§ **The task**
Gather all lines in the records below that include the word "coordinate".

§ **Materials provided**
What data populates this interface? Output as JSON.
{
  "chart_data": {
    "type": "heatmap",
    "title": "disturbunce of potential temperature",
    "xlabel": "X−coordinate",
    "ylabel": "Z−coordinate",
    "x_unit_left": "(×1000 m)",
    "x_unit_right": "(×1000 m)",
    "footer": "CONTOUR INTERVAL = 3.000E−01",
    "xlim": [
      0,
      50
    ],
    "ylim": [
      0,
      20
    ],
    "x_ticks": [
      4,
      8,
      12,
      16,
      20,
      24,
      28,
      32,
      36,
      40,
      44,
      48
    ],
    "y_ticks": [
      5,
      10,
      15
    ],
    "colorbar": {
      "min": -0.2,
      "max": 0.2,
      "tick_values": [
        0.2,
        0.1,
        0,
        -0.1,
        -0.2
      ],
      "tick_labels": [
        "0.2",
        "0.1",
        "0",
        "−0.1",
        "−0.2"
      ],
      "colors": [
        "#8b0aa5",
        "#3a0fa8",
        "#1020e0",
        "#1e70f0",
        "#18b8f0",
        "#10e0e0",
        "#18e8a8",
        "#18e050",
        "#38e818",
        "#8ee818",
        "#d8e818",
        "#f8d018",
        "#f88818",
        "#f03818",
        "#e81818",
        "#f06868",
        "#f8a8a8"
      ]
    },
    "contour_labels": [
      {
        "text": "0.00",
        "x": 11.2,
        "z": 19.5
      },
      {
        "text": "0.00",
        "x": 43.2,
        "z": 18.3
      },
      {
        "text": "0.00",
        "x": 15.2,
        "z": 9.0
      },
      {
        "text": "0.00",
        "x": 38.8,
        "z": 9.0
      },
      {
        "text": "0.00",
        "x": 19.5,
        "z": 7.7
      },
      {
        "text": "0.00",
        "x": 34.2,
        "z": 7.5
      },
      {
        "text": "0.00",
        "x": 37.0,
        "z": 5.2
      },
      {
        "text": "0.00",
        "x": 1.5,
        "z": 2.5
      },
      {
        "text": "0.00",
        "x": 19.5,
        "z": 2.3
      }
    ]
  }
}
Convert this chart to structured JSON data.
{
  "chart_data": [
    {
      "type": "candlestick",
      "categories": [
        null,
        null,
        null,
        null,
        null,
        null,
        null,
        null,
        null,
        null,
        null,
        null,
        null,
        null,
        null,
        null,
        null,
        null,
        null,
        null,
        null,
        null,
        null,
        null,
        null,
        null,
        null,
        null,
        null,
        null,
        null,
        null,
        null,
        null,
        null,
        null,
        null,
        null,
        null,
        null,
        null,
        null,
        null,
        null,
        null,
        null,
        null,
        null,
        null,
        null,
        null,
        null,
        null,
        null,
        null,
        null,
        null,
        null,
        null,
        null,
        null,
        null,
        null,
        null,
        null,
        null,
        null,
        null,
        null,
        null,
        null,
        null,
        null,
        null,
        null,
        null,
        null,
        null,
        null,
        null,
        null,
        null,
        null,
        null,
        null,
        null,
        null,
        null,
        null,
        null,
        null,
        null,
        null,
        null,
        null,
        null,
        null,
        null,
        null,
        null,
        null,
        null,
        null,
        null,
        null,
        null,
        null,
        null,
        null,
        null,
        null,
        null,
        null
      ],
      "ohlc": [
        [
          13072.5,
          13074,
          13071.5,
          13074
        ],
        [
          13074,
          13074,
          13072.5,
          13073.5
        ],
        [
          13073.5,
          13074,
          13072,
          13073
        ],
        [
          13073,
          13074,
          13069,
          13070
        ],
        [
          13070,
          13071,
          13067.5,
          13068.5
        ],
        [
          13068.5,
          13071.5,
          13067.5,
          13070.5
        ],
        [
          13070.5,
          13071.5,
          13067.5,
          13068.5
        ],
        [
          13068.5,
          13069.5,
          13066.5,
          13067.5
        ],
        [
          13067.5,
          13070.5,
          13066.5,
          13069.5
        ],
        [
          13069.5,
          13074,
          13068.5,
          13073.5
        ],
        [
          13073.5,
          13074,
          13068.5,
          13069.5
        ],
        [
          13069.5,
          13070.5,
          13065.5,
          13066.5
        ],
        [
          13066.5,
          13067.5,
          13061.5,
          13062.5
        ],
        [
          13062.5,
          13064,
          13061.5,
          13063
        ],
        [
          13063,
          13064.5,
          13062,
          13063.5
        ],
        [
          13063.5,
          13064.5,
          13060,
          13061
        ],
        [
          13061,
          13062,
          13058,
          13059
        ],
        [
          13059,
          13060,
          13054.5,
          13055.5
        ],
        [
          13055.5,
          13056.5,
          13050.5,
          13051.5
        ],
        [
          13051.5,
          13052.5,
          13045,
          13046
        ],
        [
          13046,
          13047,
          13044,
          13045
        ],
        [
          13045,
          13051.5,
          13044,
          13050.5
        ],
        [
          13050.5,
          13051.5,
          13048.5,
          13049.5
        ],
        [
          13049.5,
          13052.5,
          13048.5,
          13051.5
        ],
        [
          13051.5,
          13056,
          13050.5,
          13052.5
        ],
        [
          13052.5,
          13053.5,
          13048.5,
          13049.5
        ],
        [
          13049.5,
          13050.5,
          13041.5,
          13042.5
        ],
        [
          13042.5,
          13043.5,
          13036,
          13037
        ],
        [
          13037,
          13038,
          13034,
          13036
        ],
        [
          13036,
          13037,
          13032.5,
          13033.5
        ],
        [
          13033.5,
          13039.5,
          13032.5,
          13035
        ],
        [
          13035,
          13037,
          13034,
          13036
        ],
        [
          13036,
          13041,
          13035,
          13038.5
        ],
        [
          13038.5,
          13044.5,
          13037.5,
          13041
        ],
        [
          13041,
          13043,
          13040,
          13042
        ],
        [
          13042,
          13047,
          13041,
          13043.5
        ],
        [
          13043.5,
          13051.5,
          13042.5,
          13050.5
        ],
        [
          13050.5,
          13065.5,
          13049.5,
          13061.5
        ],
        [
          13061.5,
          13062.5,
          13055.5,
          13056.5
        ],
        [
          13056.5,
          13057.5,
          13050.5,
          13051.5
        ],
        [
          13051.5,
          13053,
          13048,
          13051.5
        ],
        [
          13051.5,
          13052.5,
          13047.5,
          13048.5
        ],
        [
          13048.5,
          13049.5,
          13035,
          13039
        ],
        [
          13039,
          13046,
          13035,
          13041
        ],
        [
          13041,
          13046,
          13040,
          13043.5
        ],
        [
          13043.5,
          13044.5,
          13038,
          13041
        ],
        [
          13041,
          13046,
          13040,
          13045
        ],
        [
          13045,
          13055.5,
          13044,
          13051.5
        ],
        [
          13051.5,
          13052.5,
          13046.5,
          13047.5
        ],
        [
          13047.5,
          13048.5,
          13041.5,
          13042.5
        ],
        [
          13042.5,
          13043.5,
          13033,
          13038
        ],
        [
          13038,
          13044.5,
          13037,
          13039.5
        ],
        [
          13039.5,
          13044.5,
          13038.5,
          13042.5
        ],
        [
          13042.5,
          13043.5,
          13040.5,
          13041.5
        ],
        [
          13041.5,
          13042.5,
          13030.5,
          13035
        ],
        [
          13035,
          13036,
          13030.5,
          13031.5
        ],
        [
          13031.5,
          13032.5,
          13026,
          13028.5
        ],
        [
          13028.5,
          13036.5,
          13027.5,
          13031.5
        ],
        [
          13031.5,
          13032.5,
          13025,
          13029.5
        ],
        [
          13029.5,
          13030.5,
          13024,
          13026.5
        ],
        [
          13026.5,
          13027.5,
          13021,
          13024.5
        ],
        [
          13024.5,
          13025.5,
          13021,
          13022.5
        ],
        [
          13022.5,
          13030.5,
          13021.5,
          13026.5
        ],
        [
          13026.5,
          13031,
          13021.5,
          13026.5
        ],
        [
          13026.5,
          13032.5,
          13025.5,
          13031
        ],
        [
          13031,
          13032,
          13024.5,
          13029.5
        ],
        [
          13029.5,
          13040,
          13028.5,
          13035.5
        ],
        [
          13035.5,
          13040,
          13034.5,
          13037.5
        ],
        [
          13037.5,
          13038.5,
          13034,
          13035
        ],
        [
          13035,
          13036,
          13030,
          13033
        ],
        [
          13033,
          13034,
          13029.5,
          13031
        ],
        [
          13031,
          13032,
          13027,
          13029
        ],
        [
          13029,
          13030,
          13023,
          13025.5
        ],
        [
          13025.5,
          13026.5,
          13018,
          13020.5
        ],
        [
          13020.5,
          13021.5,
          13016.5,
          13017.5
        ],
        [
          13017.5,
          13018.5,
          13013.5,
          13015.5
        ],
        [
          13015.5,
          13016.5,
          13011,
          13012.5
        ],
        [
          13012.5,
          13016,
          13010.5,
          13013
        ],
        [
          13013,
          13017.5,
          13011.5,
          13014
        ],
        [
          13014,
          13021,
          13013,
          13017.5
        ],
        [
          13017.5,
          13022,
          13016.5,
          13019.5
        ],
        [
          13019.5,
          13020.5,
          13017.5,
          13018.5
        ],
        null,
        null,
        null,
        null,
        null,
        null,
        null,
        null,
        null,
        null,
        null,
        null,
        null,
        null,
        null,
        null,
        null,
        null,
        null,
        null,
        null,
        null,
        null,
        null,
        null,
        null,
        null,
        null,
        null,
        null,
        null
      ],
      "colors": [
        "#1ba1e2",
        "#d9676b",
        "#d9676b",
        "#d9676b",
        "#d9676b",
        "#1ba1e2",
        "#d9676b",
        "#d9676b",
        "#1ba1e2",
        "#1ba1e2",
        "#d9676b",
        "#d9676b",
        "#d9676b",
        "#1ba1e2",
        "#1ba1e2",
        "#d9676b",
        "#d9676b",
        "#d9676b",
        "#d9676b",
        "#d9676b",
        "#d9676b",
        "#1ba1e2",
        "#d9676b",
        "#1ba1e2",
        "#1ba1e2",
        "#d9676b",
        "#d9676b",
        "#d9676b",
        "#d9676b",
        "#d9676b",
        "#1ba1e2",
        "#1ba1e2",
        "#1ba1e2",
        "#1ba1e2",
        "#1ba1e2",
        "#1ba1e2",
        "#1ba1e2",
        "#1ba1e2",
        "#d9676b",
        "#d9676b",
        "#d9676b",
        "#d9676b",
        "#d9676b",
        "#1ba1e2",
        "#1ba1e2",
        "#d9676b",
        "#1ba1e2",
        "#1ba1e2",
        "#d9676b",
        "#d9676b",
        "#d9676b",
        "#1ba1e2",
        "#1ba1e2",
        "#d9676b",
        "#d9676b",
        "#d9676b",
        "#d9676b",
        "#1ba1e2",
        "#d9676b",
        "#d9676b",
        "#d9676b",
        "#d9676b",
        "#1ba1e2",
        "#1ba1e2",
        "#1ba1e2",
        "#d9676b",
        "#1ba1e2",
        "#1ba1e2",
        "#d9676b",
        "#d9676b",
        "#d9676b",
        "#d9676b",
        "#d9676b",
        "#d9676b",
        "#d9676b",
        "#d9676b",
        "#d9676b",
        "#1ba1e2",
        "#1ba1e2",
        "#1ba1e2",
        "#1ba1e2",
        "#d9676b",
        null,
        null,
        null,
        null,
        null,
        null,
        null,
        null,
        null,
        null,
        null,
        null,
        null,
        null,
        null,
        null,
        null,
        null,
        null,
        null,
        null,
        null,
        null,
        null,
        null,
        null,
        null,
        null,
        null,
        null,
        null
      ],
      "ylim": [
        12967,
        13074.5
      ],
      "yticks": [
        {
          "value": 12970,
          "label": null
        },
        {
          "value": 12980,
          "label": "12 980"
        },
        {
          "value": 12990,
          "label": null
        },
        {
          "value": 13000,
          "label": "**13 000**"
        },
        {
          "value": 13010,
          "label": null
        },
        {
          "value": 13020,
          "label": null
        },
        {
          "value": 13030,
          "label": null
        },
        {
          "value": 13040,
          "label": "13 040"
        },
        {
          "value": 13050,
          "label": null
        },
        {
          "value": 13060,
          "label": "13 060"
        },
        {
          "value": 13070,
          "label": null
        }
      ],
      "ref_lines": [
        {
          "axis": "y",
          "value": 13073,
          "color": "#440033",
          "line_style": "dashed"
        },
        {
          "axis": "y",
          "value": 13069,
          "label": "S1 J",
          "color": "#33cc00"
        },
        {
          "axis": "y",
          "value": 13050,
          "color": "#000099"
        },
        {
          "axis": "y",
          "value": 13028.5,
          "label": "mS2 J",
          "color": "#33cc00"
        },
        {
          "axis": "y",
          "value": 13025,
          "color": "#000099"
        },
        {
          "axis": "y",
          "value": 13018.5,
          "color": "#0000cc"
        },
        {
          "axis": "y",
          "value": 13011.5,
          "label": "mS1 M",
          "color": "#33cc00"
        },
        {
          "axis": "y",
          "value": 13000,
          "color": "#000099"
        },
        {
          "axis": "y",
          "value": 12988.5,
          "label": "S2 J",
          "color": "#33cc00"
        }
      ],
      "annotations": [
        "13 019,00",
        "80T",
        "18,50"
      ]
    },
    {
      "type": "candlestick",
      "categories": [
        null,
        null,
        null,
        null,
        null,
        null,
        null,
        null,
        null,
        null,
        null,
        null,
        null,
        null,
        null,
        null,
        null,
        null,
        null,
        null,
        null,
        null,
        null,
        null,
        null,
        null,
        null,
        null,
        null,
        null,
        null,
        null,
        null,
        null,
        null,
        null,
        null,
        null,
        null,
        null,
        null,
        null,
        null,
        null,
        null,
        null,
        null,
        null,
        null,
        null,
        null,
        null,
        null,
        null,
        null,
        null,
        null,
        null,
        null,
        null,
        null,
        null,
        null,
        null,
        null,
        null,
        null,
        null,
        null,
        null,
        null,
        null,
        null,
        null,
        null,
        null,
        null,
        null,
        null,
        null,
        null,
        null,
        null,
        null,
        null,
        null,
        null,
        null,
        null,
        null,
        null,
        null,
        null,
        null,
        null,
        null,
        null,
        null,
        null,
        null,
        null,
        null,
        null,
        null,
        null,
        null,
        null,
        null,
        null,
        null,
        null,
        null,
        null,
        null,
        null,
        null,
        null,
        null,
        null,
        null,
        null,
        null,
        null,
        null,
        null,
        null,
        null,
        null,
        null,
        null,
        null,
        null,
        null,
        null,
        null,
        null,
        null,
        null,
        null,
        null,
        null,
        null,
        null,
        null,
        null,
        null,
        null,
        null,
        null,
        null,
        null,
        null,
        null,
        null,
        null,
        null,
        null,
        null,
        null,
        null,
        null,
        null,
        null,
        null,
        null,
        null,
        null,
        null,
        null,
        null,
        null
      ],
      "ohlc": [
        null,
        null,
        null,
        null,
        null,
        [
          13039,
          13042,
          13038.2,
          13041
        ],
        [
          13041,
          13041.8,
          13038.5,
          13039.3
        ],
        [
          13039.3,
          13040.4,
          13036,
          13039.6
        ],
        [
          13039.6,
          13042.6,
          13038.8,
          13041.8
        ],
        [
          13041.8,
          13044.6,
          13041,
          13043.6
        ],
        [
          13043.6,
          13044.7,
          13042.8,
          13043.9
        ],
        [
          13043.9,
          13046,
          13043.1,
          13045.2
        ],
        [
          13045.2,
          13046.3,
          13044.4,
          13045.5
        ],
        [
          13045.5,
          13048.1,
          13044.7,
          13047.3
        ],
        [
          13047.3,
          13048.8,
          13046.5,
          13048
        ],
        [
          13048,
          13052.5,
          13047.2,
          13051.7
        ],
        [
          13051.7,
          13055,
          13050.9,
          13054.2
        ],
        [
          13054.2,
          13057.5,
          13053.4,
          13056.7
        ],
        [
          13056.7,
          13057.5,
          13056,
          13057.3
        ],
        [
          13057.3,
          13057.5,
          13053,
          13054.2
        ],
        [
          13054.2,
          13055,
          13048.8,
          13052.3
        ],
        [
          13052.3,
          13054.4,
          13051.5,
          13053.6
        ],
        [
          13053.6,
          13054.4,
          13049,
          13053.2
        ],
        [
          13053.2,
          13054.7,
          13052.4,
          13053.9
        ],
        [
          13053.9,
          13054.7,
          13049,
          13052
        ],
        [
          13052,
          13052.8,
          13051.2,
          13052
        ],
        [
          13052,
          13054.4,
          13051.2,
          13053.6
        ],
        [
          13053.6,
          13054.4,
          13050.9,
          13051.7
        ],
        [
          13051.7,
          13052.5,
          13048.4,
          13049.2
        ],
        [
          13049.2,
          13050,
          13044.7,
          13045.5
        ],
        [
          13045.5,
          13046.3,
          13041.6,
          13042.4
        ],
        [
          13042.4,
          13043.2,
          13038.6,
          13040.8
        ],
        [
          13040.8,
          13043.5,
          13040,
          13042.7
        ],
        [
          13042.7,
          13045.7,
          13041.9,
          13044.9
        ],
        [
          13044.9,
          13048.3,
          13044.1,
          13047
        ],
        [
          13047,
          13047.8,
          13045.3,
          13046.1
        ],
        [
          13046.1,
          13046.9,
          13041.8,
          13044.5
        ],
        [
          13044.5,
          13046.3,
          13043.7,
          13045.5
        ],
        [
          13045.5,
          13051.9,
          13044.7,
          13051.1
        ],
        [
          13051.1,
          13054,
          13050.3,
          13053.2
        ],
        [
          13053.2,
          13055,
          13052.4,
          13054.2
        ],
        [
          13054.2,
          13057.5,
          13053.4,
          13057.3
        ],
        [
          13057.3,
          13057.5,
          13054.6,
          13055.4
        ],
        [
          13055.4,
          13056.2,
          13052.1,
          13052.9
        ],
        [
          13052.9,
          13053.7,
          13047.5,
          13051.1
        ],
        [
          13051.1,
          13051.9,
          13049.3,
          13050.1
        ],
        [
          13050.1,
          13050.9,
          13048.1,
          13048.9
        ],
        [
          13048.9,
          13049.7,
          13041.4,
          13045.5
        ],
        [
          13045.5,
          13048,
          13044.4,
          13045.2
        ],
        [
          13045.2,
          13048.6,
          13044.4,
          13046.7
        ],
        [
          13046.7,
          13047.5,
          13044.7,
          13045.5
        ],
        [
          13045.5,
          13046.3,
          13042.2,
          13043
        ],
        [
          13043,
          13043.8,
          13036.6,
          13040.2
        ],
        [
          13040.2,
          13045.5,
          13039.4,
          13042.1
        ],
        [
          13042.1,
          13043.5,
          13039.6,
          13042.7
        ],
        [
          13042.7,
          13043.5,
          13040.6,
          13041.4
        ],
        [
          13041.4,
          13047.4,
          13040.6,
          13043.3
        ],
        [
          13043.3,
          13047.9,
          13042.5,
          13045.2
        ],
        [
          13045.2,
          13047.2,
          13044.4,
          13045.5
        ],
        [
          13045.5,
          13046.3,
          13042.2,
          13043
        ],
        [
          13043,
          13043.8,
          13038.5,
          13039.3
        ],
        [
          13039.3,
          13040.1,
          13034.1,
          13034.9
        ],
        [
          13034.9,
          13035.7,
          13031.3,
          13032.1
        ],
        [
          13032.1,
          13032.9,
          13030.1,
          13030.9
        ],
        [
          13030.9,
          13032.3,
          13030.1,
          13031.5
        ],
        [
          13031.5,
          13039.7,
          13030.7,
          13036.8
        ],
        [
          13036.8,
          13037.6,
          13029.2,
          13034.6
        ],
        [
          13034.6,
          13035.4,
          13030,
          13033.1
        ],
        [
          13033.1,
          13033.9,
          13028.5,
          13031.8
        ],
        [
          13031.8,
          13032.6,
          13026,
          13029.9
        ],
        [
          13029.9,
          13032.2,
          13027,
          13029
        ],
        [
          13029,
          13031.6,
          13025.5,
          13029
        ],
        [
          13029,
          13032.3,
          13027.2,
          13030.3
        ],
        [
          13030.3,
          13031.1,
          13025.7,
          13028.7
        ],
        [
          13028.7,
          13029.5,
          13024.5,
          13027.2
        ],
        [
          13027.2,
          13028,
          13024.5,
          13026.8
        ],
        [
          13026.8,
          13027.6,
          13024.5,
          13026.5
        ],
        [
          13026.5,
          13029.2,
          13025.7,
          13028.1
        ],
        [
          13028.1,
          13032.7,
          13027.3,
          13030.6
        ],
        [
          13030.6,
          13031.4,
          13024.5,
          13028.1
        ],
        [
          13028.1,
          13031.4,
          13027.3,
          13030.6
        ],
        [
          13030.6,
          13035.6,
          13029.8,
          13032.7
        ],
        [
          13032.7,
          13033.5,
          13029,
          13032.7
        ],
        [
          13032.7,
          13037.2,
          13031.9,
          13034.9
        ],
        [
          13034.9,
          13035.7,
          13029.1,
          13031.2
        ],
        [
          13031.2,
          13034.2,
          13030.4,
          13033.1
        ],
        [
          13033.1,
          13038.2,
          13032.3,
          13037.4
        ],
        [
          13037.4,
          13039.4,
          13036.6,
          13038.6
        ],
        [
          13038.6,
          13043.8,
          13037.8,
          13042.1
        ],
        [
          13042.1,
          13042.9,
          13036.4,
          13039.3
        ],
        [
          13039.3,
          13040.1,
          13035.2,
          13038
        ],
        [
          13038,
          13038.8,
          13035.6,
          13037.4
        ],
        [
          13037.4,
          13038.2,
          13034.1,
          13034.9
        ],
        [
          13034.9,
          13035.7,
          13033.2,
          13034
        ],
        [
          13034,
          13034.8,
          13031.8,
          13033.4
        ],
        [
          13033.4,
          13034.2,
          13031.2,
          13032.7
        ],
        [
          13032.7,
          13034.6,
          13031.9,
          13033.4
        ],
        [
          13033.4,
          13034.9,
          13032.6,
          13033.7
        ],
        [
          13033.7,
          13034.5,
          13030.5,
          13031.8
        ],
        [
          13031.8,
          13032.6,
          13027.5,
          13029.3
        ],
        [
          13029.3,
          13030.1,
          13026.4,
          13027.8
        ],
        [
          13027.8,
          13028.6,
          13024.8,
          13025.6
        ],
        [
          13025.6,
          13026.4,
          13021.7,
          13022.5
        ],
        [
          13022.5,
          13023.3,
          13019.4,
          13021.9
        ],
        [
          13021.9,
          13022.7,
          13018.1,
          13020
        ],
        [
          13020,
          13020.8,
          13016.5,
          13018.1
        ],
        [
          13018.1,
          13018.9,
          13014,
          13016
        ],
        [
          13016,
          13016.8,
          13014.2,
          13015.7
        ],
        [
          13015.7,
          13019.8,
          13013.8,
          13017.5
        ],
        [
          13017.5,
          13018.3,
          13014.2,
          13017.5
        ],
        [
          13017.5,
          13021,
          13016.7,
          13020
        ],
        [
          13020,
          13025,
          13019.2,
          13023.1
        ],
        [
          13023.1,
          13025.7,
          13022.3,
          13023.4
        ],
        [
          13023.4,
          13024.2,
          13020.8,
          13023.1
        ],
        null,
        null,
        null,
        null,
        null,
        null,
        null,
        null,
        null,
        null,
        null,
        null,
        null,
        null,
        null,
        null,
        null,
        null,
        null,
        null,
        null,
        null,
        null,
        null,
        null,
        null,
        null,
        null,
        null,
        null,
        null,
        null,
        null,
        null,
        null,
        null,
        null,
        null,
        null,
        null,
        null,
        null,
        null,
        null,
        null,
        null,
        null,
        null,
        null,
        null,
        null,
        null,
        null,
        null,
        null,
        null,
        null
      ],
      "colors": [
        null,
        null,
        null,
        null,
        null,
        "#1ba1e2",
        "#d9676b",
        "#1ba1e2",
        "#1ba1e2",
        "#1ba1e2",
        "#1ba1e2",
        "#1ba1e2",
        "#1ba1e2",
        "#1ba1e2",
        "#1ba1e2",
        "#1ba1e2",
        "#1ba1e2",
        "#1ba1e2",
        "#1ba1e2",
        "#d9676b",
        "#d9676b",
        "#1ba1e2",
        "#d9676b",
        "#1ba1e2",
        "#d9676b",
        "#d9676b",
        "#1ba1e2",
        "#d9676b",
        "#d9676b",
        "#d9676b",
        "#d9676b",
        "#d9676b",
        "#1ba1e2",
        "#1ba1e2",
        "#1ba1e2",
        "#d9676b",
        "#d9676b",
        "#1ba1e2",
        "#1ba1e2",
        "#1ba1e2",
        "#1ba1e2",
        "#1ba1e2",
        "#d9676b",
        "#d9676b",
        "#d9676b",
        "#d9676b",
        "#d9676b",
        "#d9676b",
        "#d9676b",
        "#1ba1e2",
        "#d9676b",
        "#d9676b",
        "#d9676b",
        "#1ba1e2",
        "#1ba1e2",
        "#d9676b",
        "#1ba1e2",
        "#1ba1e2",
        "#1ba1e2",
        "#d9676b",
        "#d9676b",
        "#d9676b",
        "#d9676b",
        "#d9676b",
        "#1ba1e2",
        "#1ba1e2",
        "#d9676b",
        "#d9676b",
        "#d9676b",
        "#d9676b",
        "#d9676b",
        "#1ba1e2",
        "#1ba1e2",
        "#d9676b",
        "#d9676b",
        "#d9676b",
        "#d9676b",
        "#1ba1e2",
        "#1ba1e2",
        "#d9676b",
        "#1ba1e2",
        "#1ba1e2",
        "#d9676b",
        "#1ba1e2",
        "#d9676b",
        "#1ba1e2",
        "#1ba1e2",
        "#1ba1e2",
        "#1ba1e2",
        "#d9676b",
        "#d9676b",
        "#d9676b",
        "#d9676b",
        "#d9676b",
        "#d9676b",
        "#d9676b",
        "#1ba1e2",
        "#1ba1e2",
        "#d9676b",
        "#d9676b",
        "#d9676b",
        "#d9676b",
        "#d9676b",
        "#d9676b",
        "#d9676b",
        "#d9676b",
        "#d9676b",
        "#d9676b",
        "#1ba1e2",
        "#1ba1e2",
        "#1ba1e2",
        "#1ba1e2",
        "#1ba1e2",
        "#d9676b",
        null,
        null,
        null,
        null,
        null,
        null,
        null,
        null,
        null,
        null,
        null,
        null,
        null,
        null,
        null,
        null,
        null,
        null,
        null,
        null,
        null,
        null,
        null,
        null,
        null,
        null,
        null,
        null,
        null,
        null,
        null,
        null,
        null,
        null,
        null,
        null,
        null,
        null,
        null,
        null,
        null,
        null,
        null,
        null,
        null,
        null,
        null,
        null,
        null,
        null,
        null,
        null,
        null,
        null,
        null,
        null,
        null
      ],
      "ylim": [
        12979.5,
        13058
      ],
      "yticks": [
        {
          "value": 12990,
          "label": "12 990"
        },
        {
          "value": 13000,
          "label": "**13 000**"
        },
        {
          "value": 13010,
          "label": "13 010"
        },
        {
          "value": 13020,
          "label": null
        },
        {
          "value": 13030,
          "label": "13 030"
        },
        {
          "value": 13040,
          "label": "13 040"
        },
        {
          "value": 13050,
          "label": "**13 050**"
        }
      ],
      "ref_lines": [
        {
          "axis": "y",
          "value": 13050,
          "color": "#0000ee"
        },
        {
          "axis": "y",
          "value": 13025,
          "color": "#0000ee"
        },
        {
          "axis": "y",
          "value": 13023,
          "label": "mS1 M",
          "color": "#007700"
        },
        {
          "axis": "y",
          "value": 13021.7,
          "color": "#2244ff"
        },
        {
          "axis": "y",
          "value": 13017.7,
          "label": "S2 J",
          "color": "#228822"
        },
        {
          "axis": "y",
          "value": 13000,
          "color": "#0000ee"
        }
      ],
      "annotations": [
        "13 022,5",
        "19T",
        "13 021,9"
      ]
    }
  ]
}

§ **Result for this exercise**
    "xlabel": "X−coordinate",
    "ylabel": "Z−coordinate",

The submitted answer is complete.